Entries from a dataset
-- Start --

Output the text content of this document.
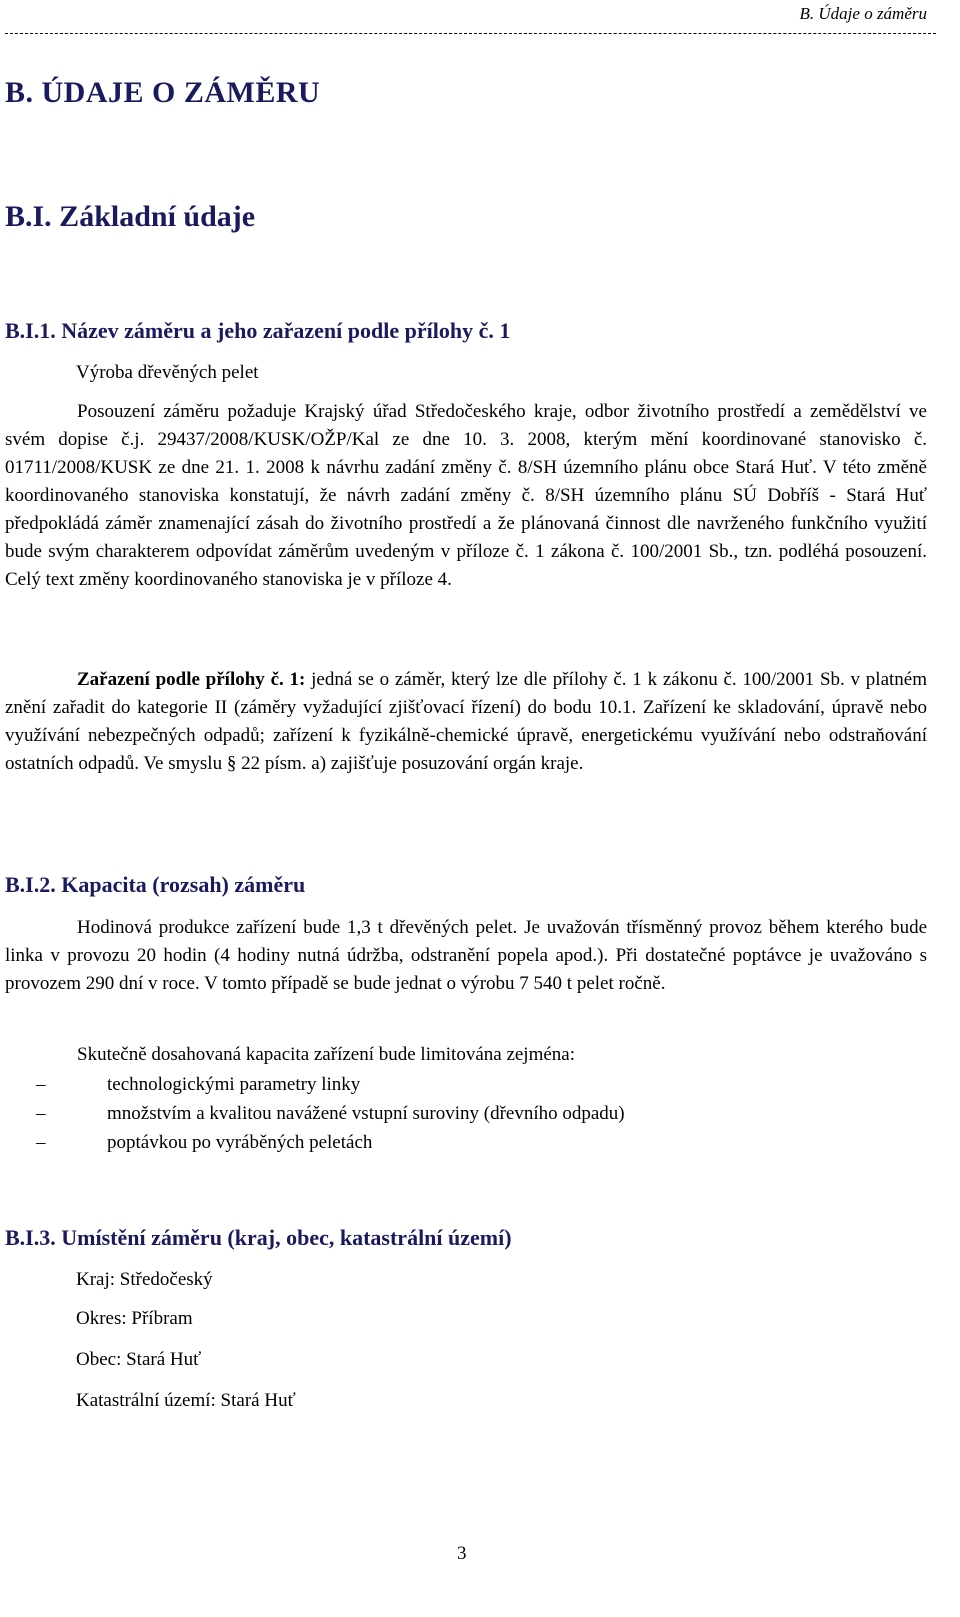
B. Údaje o záměru
B. ÚDAJE O ZÁMĚRU
B.I. Základní údaje
B.I.1. Název záměru a jeho zařazení podle přílohy č. 1
Výroba dřevěných pelet

Posouzení záměru požaduje Krajský úřad Středočeského kraje, odbor životního prostředí a zemědělství ve svém dopise č.j. 29437/2008/KUSK/OŽP/Kal ze dne 10. 3. 2008, kterým mění koordinované stanovisko č. 01711/2008/KUSK ze dne 21. 1. 2008 k návrhu zadání změny č. 8/SH územního plánu obce Stará Huť. V této změně koordinovaného stanoviska konstatují, že návrh zadání změny č. 8/SH územního plánu SÚ Dobříš - Stará Huť předpokládá záměr znamenající zásah do životního prostředí a že plánovaná činnost dle navrženého funkčního využití bude svým charakterem odpovídat záměrům uvedeným v příloze č. 1 zákona č. 100/2001 Sb., tzn. podléhá posouzení. Celý text změny koordinovaného stanoviska je v příloze 4.

Zařazení podle přílohy č. 1: jedná se o záměr, který lze dle přílohy č. 1 k zákonu č. 100/2001 Sb. v platném znění zařadit do kategorie II (záměry vyžadující zjišťovací řízení) do bodu 10.1. Zařízení ke skladování, úpravě nebo využívání nebezpečných odpadů; zařízení k fyzikálně-chemické úpravě, energetickému využívání nebo odstraňování ostatních odpadů. Ve smyslu § 22 písm. a) zajišťuje posuzování orgán kraje.

B.I.2. Kapacita (rozsah) záměru

Hodinová produkce zařízení bude 1,3 t dřevěných pelet. Je uvažován třísměnný provoz během kterého bude linka v provozu 20 hodin (4 hodiny nutná údržba, odstranění popela apod.). Při dostatečné poptávce je uvažováno s provozem 290 dní v roce. V tomto případě se bude jednat o výrobu 7 540 t pelet ročně.

Skutečně dosahovaná kapacita zařízení bude limitována zejména:

–	technologickými parametry linky
–	množstvím a kvalitou navážené vstupní suroviny (dřevního odpadu)
–	poptávkou po vyráběných peletách
B.I.3. Umístění záměru (kraj, obec, katastrální území)
Kraj: Středočeský
Okres: Příbram
Obec: Stará Huť
Katastrální území: Stará Huť
3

-- End --

### Exercise prompt
In this exercise, set down all of the data exactly, without the pictures.

### Finished answer
Output the text content of this document.
B. Údaje o záměru
B. ÚDAJE O ZÁMĚRU
B.I. Základní údaje
B.I.1. Název záměru a jeho zařazení podle přílohy č. 1
Výroba dřevěných pelet

Posouzení záměru požaduje Krajský úřad Středočeského kraje, odbor životního prostředí a zemědělství ve svém dopise č.j. 29437/2008/KUSK/OŽP/Kal ze dne 10. 3. 2008, kterým mění koordinované stanovisko č. 01711/2008/KUSK ze dne 21. 1. 2008 k návrhu zadání změny č. 8/SH územního plánu obce Stará Huť. V této změně koordinovaného stanoviska konstatují, že návrh zadání změny č. 8/SH územního plánu SÚ Dobříš - Stará Huť předpokládá záměr znamenající zásah do životního prostředí a že plánovaná činnost dle navrženého funkčního využití bude svým charakterem odpovídat záměrům uvedeným v příloze č. 1 zákona č. 100/2001 Sb., tzn. podléhá posouzení. Celý text změny koordinovaného stanoviska je v příloze 4.

Zařazení podle přílohy č. 1: jedná se o záměr, který lze dle přílohy č. 1 k zákonu č. 100/2001 Sb. v platném znění zařadit do kategorie II (záměry vyžadující zjišťovací řízení) do bodu 10.1. Zařízení ke skladování, úpravě nebo využívání nebezpečných odpadů; zařízení k fyzikálně-chemické úpravě, energetickému využívání nebo odstraňování ostatních odpadů. Ve smyslu § 22 písm. a) zajišťuje posuzování orgán kraje.

B.I.2. Kapacita (rozsah) záměru

Hodinová produkce zařízení bude 1,3 t dřevěných pelet. Je uvažován třísměnný provoz během kterého bude linka v provozu 20 hodin (4 hodiny nutná údržba, odstranění popela apod.). Při dostatečné poptávce je uvažováno s provozem 290 dní v roce. V tomto případě se bude jednat o výrobu 7 540 t pelet ročně.

Skutečně dosahovaná kapacita zařízení bude limitována zejména:

–	technologickými parametry linky
–	množstvím a kvalitou navážené vstupní suroviny (dřevního odpadu)
–	poptávkou po vyráběných peletách
B.I.3. Umístění záměru (kraj, obec, katastrální území)
Kraj: Středočeský
Okres: Příbram
Obec: Stará Huť
Katastrální území: Stará Huť
3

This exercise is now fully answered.